DIRECTIONS FOR THIS TASK => Gather every line below where "Finanziarie" appears.
::::::::::
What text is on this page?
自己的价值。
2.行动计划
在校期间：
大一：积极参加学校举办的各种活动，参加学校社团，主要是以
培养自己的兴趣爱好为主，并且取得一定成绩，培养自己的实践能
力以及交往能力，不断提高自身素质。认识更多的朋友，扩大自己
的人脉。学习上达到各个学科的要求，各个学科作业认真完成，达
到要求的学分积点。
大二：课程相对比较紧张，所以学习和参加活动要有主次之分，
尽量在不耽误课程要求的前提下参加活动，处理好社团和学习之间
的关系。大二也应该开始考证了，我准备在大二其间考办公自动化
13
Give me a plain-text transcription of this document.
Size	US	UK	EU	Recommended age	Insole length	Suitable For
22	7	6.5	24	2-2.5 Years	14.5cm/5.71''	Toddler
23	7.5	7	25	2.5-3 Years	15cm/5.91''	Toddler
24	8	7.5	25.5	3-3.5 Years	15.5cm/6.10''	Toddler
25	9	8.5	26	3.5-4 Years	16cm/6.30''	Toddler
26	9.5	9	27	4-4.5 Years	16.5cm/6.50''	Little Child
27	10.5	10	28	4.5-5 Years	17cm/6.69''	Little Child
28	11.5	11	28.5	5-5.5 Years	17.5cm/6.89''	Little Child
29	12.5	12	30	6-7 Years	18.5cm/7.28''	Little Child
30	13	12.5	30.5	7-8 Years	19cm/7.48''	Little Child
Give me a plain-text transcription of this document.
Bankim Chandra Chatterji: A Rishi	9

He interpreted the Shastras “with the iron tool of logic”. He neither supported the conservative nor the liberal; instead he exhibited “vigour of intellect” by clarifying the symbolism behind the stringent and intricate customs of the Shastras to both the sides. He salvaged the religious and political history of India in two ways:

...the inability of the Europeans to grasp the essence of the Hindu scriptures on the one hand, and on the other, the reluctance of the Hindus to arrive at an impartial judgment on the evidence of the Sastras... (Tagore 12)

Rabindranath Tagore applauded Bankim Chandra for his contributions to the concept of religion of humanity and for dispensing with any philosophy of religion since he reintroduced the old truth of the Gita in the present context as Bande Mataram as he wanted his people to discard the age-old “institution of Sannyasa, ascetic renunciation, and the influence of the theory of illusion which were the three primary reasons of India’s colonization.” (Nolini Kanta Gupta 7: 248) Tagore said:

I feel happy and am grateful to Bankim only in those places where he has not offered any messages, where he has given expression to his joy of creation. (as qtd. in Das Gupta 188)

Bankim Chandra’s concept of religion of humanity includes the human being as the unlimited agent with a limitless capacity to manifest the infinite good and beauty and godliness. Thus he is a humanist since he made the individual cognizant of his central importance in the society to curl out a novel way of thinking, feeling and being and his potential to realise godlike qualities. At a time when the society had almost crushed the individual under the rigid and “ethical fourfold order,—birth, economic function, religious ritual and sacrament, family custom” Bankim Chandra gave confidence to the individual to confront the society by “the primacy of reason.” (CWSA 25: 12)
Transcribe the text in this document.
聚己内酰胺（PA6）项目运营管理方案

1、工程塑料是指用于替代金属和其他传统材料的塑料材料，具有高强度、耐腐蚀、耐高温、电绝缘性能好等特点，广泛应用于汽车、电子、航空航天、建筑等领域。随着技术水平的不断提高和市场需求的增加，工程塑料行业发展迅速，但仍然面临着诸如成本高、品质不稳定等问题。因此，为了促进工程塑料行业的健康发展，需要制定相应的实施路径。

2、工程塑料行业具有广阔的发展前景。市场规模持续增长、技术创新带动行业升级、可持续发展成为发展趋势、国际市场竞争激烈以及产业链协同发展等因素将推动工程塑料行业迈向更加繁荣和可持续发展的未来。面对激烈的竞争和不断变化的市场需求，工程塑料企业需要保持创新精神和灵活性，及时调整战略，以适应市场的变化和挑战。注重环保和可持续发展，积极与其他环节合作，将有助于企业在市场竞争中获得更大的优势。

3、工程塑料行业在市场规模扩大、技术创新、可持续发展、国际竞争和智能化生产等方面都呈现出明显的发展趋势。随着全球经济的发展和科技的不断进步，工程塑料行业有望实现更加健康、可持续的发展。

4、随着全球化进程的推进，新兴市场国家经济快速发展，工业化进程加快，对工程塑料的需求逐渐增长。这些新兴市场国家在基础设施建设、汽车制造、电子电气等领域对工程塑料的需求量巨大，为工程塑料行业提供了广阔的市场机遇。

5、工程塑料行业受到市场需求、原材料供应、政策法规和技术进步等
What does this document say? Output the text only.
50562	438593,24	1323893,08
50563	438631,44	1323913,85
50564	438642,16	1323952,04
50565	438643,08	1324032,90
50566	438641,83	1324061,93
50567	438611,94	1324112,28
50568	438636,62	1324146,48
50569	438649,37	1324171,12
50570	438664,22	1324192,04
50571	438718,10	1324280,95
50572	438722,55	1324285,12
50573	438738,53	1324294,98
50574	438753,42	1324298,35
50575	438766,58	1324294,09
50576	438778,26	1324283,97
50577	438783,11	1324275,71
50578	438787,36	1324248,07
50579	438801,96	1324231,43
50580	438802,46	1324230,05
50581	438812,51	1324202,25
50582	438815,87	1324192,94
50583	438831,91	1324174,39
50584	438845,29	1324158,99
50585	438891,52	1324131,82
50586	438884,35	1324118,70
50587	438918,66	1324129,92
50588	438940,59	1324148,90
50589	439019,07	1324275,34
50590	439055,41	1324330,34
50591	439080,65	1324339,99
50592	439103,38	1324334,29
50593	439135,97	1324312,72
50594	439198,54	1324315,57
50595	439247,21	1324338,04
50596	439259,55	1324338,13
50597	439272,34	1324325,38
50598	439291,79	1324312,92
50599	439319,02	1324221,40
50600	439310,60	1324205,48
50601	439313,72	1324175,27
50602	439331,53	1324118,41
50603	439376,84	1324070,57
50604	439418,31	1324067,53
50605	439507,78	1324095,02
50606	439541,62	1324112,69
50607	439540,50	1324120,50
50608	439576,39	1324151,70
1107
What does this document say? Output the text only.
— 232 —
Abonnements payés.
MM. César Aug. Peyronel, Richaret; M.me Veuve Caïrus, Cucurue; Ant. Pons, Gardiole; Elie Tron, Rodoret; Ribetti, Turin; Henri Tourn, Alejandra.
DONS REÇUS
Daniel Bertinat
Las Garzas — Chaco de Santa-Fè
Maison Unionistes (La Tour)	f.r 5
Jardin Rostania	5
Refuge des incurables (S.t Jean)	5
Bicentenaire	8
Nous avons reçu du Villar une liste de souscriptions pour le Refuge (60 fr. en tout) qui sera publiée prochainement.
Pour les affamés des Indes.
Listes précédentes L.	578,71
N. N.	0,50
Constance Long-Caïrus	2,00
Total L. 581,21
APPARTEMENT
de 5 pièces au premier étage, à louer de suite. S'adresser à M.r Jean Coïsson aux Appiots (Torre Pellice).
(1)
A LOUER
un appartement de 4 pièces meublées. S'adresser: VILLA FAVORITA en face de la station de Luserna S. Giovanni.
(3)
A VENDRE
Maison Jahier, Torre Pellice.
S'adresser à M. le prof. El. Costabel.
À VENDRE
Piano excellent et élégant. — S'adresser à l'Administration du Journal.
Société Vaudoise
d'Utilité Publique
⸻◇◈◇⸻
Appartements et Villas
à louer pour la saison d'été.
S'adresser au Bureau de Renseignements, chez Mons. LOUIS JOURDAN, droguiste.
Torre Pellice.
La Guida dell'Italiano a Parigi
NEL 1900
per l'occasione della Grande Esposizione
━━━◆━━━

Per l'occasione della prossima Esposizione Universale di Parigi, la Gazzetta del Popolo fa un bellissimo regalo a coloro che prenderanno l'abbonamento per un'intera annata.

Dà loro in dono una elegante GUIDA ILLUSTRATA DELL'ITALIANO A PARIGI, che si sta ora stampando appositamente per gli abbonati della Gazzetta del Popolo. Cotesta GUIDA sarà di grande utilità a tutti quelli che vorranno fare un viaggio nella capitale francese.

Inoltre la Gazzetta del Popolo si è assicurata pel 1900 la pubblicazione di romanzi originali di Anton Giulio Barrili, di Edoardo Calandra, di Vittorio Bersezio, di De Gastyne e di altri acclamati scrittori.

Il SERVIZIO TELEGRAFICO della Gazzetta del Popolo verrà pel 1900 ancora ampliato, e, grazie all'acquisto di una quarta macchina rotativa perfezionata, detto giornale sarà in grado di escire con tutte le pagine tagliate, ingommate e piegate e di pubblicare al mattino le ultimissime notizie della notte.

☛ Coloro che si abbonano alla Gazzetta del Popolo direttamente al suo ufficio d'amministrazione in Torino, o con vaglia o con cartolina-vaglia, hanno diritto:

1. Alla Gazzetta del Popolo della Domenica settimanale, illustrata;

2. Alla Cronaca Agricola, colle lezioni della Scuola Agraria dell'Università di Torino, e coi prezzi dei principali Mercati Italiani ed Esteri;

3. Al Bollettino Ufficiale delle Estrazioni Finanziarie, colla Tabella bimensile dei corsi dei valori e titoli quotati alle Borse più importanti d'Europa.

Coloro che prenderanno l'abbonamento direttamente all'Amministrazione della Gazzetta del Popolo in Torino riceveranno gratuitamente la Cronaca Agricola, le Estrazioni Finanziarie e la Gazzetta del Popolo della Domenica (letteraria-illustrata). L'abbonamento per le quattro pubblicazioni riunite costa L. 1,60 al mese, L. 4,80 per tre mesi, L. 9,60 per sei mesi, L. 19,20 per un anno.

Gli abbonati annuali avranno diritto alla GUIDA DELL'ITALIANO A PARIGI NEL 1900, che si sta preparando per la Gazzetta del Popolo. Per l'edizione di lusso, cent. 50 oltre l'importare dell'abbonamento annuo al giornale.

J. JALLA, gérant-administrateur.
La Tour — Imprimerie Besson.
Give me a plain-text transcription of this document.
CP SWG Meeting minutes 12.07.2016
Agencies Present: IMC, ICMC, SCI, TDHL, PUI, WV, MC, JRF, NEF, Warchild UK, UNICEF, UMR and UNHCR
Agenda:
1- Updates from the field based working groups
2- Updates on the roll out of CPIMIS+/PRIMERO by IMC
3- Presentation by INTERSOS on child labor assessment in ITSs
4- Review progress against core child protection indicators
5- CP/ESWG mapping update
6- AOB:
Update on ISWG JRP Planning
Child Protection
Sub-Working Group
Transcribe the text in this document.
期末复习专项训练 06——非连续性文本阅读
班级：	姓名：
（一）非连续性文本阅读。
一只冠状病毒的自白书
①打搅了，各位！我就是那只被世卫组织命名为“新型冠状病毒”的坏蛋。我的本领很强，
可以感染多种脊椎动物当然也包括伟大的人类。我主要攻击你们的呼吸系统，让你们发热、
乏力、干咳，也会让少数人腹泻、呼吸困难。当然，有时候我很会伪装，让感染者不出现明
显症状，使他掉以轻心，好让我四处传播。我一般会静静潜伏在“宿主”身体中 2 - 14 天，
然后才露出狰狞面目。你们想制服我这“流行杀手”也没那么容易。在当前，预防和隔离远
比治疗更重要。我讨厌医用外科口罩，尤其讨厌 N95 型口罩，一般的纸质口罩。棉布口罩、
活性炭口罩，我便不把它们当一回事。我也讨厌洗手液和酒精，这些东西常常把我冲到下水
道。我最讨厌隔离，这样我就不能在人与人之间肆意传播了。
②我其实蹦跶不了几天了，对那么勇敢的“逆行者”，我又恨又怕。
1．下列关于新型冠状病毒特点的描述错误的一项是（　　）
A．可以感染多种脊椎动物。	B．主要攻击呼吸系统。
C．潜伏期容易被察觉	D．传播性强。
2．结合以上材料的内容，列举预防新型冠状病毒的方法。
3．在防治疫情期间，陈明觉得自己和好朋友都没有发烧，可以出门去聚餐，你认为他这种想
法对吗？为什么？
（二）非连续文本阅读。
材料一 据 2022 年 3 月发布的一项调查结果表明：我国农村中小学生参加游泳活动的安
::::::::::
WRITTEN SOLUTION =>
3. Al Bollettino Ufficiale delle Estrazioni Finanziarie, colla Tabella bimensile dei corsi dei valori e titoli quotati alle Borse più importanti d'Europa.
Coloro che prenderanno l'abbonamento direttamente all'Amministrazione della Gazzetta del Popolo in Torino riceveranno gratuitamente la Cronaca Agricola, le Estrazioni Finanziarie e la Gazzetta del Popolo della Domenica (letteraria-illustrata). L'abbonamento per le quattro pubblicazioni riunite costa L. 1,60 al mese, L. 4,80 per tre mesi, L. 9,60 per sei mesi, L. 19,20 per un anno.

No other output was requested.